### Your instructions
Below are records to transcribe exactly, without their pictures.

Raw records:
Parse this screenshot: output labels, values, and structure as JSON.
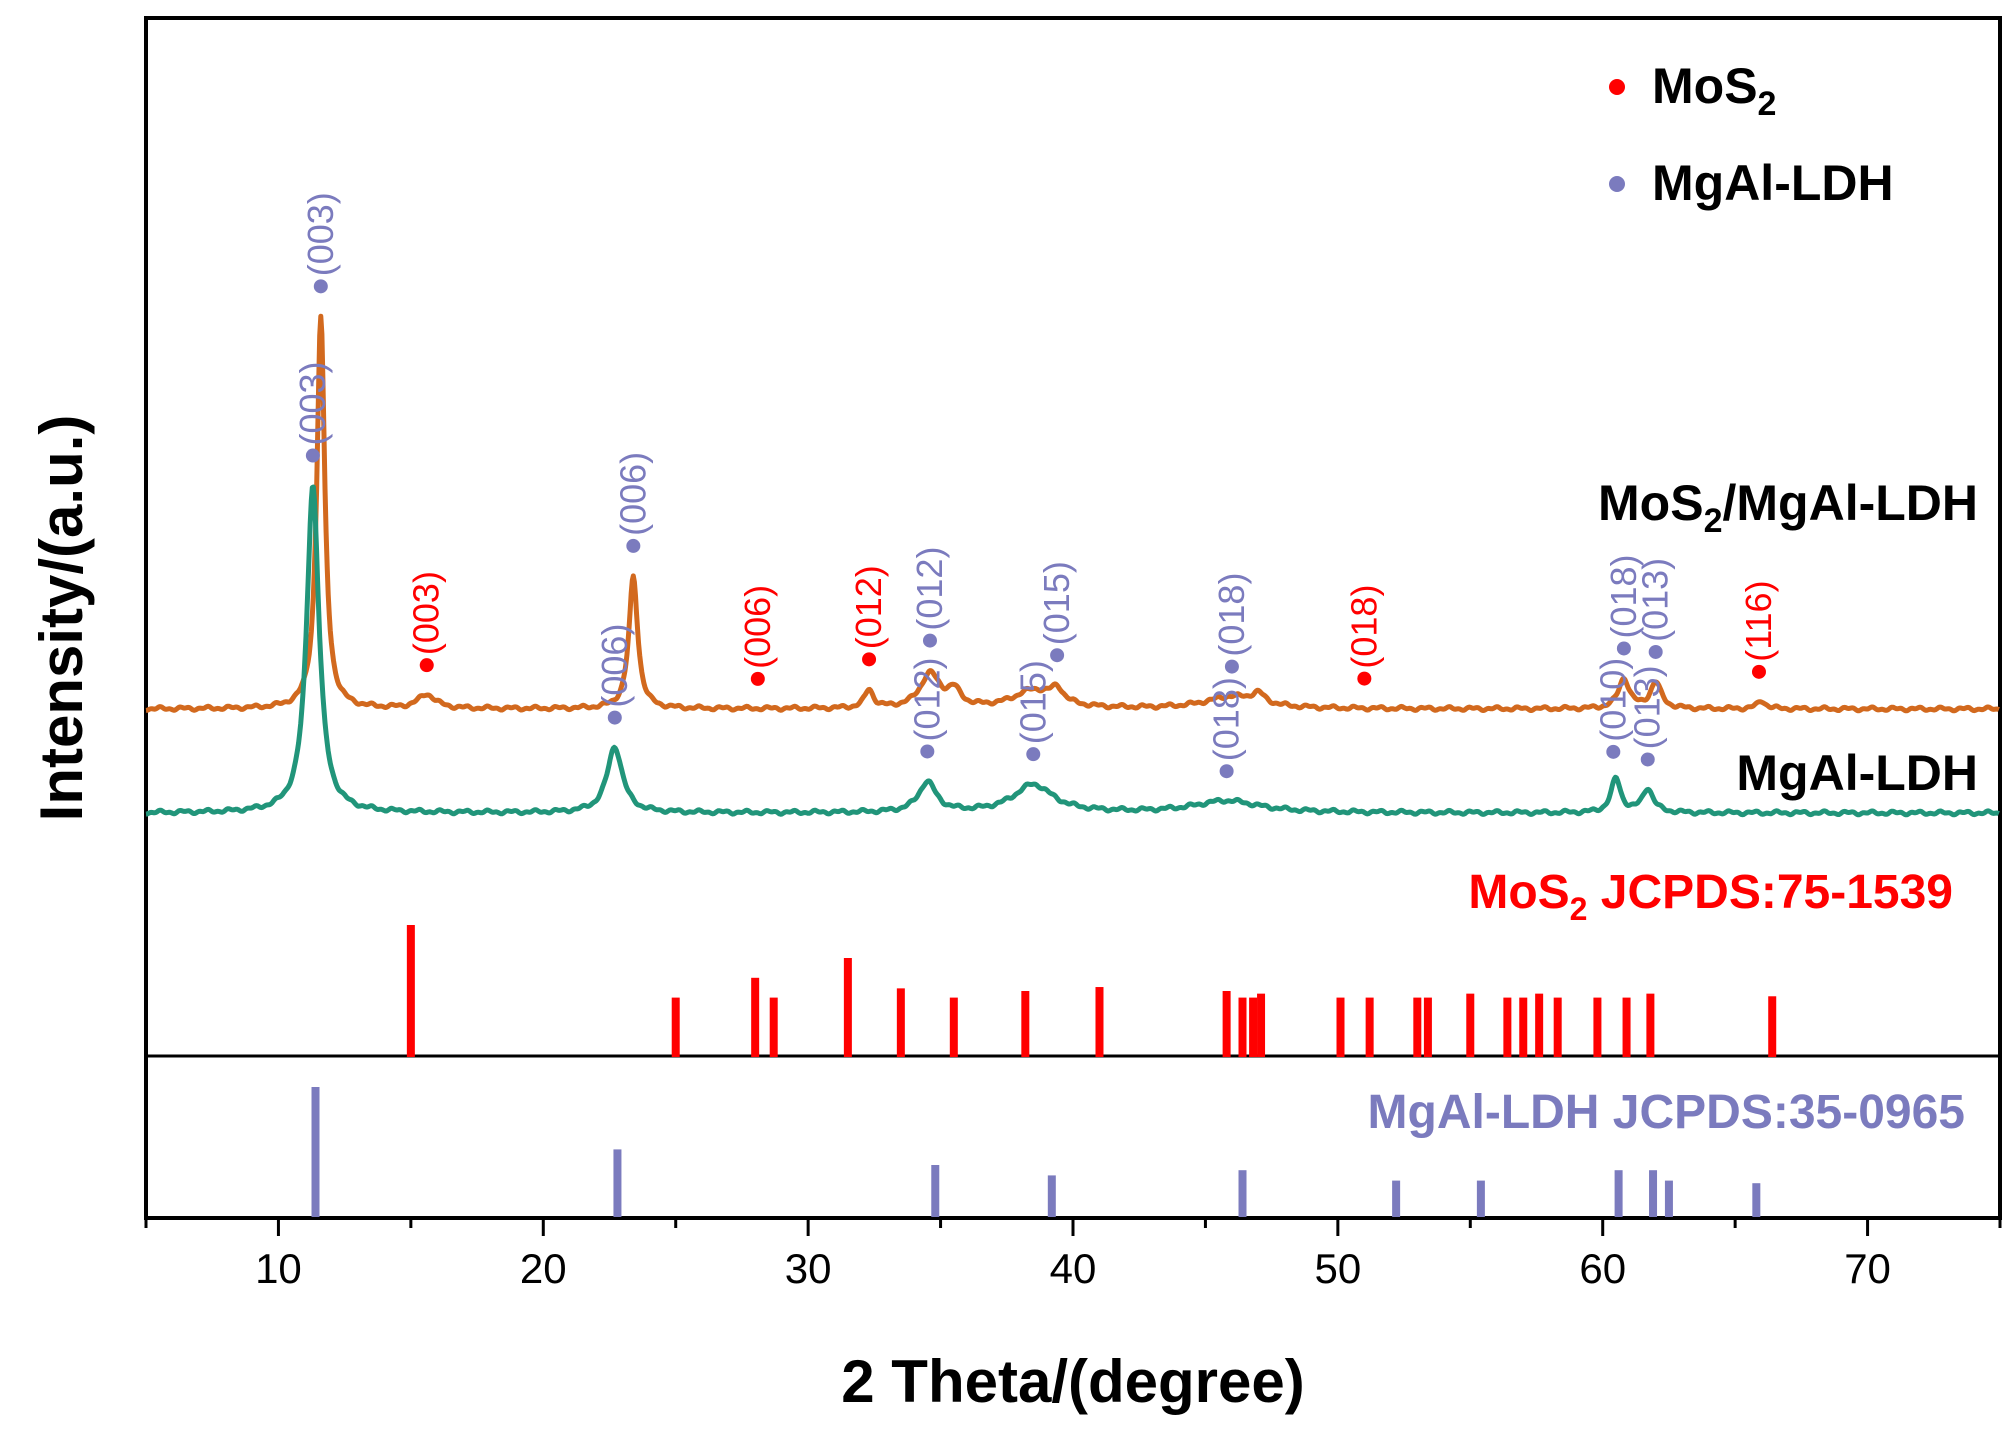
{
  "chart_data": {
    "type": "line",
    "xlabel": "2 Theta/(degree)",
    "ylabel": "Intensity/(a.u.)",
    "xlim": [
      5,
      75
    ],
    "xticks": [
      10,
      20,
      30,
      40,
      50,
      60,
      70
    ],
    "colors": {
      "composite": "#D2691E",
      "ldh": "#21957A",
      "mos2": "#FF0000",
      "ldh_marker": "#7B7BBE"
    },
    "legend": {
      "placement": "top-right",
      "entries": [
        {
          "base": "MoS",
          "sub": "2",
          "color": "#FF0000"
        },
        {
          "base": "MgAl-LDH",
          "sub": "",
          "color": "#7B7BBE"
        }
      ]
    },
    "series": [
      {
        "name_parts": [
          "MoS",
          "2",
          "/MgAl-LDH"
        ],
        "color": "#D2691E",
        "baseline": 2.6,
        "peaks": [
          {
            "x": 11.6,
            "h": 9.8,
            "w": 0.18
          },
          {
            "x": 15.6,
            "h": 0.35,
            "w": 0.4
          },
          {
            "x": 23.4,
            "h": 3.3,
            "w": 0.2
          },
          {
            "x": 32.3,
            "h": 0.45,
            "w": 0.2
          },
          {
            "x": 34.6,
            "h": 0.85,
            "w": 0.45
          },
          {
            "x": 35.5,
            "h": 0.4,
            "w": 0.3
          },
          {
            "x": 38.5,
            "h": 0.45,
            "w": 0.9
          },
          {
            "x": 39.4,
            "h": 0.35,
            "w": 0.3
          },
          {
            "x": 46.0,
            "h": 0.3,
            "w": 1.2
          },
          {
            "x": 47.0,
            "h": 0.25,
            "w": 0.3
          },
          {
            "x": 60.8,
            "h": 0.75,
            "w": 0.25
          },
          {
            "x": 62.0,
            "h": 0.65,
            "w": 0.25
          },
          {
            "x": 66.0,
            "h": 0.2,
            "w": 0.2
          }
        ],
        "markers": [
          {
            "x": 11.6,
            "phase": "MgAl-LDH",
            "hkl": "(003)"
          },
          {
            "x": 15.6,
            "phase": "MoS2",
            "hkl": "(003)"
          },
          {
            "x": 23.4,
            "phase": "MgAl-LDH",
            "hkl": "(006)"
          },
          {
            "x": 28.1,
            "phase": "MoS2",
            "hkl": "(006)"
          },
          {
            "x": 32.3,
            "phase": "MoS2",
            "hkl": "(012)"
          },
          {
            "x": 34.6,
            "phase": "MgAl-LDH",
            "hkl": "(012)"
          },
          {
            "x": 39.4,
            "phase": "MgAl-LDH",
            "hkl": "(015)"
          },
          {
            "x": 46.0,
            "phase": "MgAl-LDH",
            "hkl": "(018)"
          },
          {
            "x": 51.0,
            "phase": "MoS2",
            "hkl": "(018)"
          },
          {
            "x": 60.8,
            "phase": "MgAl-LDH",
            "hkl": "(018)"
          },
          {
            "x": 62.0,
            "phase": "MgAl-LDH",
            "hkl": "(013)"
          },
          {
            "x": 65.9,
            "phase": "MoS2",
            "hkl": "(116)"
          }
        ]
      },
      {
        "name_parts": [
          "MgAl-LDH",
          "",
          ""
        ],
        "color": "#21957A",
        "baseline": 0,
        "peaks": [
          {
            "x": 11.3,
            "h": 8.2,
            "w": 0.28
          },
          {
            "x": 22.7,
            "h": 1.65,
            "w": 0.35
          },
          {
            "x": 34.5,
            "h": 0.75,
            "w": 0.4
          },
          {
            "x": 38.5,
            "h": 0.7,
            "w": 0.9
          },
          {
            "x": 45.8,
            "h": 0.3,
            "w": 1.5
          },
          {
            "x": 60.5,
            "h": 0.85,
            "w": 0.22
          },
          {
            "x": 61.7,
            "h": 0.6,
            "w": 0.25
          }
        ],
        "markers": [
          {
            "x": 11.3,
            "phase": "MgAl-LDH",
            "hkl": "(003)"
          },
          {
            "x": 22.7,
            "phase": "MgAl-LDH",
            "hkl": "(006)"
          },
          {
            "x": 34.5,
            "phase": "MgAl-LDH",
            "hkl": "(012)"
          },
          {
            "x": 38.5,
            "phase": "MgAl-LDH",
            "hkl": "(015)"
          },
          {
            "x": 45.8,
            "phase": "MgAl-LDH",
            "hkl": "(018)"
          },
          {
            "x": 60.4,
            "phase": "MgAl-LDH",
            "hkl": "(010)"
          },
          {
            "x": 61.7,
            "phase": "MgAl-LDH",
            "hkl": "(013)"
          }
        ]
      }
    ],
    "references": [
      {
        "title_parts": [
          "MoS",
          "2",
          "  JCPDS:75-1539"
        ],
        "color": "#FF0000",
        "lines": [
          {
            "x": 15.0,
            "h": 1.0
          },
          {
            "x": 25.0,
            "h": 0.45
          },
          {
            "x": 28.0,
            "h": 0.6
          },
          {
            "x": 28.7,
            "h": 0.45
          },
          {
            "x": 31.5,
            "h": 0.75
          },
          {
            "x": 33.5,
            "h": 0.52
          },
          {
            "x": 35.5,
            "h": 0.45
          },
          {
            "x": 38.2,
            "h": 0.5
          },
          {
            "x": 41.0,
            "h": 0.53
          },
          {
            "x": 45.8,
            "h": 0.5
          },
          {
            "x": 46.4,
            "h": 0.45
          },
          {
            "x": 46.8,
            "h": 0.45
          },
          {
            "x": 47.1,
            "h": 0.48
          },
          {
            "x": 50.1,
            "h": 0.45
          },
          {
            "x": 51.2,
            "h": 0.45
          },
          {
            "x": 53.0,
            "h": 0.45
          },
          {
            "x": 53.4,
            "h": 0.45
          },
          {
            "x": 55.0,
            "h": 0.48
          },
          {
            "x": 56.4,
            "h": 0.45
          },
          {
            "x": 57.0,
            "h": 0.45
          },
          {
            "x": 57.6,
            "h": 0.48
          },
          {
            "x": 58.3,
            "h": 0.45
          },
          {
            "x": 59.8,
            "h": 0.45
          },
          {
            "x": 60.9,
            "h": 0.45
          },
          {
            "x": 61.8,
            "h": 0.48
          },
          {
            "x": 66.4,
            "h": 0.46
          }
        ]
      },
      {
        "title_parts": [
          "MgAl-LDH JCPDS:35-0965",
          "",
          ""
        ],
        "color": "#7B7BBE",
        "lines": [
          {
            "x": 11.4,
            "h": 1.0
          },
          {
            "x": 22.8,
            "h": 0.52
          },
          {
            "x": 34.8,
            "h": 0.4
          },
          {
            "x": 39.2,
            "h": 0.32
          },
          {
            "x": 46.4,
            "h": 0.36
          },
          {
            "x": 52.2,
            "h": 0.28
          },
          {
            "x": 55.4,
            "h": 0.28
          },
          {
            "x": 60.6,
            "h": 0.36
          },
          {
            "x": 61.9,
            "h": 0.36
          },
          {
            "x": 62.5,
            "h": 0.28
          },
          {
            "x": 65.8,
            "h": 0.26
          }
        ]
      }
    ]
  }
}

### Task solution
Parse this screenshot: output labels, values, and structure as JSON.
{
  "chart_data": {
    "type": "line",
    "xlabel": "2 Theta/(degree)",
    "ylabel": "Intensity/(a.u.)",
    "xlim": [
      5,
      75
    ],
    "xticks": [
      10,
      20,
      30,
      40,
      50,
      60,
      70
    ],
    "colors": {
      "composite": "#D2691E",
      "ldh": "#21957A",
      "mos2": "#FF0000",
      "ldh_marker": "#7B7BBE"
    },
    "legend": {
      "placement": "top-right",
      "entries": [
        {
          "base": "MoS",
          "sub": "2",
          "color": "#FF0000"
        },
        {
          "base": "MgAl-LDH",
          "sub": "",
          "color": "#7B7BBE"
        }
      ]
    },
    "series": [
      {
        "name_parts": [
          "MoS",
          "2",
          "/MgAl-LDH"
        ],
        "color": "#D2691E",
        "baseline": 2.6,
        "peaks": [
          {
            "x": 11.6,
            "h": 9.8,
            "w": 0.18
          },
          {
            "x": 15.6,
            "h": 0.35,
            "w": 0.4
          },
          {
            "x": 23.4,
            "h": 3.3,
            "w": 0.2
          },
          {
            "x": 32.3,
            "h": 0.45,
            "w": 0.2
          },
          {
            "x": 34.6,
            "h": 0.85,
            "w": 0.45
          },
          {
            "x": 35.5,
            "h": 0.4,
            "w": 0.3
          },
          {
            "x": 38.5,
            "h": 0.45,
            "w": 0.9
          },
          {
            "x": 39.4,
            "h": 0.35,
            "w": 0.3
          },
          {
            "x": 46.0,
            "h": 0.3,
            "w": 1.2
          },
          {
            "x": 47.0,
            "h": 0.25,
            "w": 0.3
          },
          {
            "x": 60.8,
            "h": 0.75,
            "w": 0.25
          },
          {
            "x": 62.0,
            "h": 0.65,
            "w": 0.25
          },
          {
            "x": 66.0,
            "h": 0.2,
            "w": 0.2
          }
        ],
        "markers": [
          {
            "x": 11.6,
            "phase": "MgAl-LDH",
            "hkl": "(003)"
          },
          {
            "x": 15.6,
            "phase": "MoS2",
            "hkl": "(003)"
          },
          {
            "x": 23.4,
            "phase": "MgAl-LDH",
            "hkl": "(006)"
          },
          {
            "x": 28.1,
            "phase": "MoS2",
            "hkl": "(006)"
          },
          {
            "x": 32.3,
            "phase": "MoS2",
            "hkl": "(012)"
          },
          {
            "x": 34.6,
            "phase": "MgAl-LDH",
            "hkl": "(012)"
          },
          {
            "x": 39.4,
            "phase": "MgAl-LDH",
            "hkl": "(015)"
          },
          {
            "x": 46.0,
            "phase": "MgAl-LDH",
            "hkl": "(018)"
          },
          {
            "x": 51.0,
            "phase": "MoS2",
            "hkl": "(018)"
          },
          {
            "x": 60.8,
            "phase": "MgAl-LDH",
            "hkl": "(018)"
          },
          {
            "x": 62.0,
            "phase": "MgAl-LDH",
            "hkl": "(013)"
          },
          {
            "x": 65.9,
            "phase": "MoS2",
            "hkl": "(116)"
          }
        ]
      },
      {
        "name_parts": [
          "MgAl-LDH",
          "",
          ""
        ],
        "color": "#21957A",
        "baseline": 0,
        "peaks": [
          {
            "x": 11.3,
            "h": 8.2,
            "w": 0.28
          },
          {
            "x": 22.7,
            "h": 1.65,
            "w": 0.35
          },
          {
            "x": 34.5,
            "h": 0.75,
            "w": 0.4
          },
          {
            "x": 38.5,
            "h": 0.7,
            "w": 0.9
          },
          {
            "x": 45.8,
            "h": 0.3,
            "w": 1.5
          },
          {
            "x": 60.5,
            "h": 0.85,
            "w": 0.22
          },
          {
            "x": 61.7,
            "h": 0.6,
            "w": 0.25
          }
        ],
        "markers": [
          {
            "x": 11.3,
            "phase": "MgAl-LDH",
            "hkl": "(003)"
          },
          {
            "x": 22.7,
            "phase": "MgAl-LDH",
            "hkl": "(006)"
          },
          {
            "x": 34.5,
            "phase": "MgAl-LDH",
            "hkl": "(012)"
          },
          {
            "x": 38.5,
            "phase": "MgAl-LDH",
            "hkl": "(015)"
          },
          {
            "x": 45.8,
            "phase": "MgAl-LDH",
            "hkl": "(018)"
          },
          {
            "x": 60.4,
            "phase": "MgAl-LDH",
            "hkl": "(010)"
          },
          {
            "x": 61.7,
            "phase": "MgAl-LDH",
            "hkl": "(013)"
          }
        ]
      }
    ],
    "references": [
      {
        "title_parts": [
          "MoS",
          "2",
          "  JCPDS:75-1539"
        ],
        "color": "#FF0000",
        "lines": [
          {
            "x": 15.0,
            "h": 1.0
          },
          {
            "x": 25.0,
            "h": 0.45
          },
          {
            "x": 28.0,
            "h": 0.6
          },
          {
            "x": 28.7,
            "h": 0.45
          },
          {
            "x": 31.5,
            "h": 0.75
          },
          {
            "x": 33.5,
            "h": 0.52
          },
          {
            "x": 35.5,
            "h": 0.45
          },
          {
            "x": 38.2,
            "h": 0.5
          },
          {
            "x": 41.0,
            "h": 0.53
          },
          {
            "x": 45.8,
            "h": 0.5
          },
          {
            "x": 46.4,
            "h": 0.45
          },
          {
            "x": 46.8,
            "h": 0.45
          },
          {
            "x": 47.1,
            "h": 0.48
          },
          {
            "x": 50.1,
            "h": 0.45
          },
          {
            "x": 51.2,
            "h": 0.45
          },
          {
            "x": 53.0,
            "h": 0.45
          },
          {
            "x": 53.4,
            "h": 0.45
          },
          {
            "x": 55.0,
            "h": 0.48
          },
          {
            "x": 56.4,
            "h": 0.45
          },
          {
            "x": 57.0,
            "h": 0.45
          },
          {
            "x": 57.6,
            "h": 0.48
          },
          {
            "x": 58.3,
            "h": 0.45
          },
          {
            "x": 59.8,
            "h": 0.45
          },
          {
            "x": 60.9,
            "h": 0.45
          },
          {
            "x": 61.8,
            "h": 0.48
          },
          {
            "x": 66.4,
            "h": 0.46
          }
        ]
      },
      {
        "title_parts": [
          "MgAl-LDH JCPDS:35-0965",
          "",
          ""
        ],
        "color": "#7B7BBE",
        "lines": [
          {
            "x": 11.4,
            "h": 1.0
          },
          {
            "x": 22.8,
            "h": 0.52
          },
          {
            "x": 34.8,
            "h": 0.4
          },
          {
            "x": 39.2,
            "h": 0.32
          },
          {
            "x": 46.4,
            "h": 0.36
          },
          {
            "x": 52.2,
            "h": 0.28
          },
          {
            "x": 55.4,
            "h": 0.28
          },
          {
            "x": 60.6,
            "h": 0.36
          },
          {
            "x": 61.9,
            "h": 0.36
          },
          {
            "x": 62.5,
            "h": 0.28
          },
          {
            "x": 65.8,
            "h": 0.26
          }
        ]
      }
    ]
  }
}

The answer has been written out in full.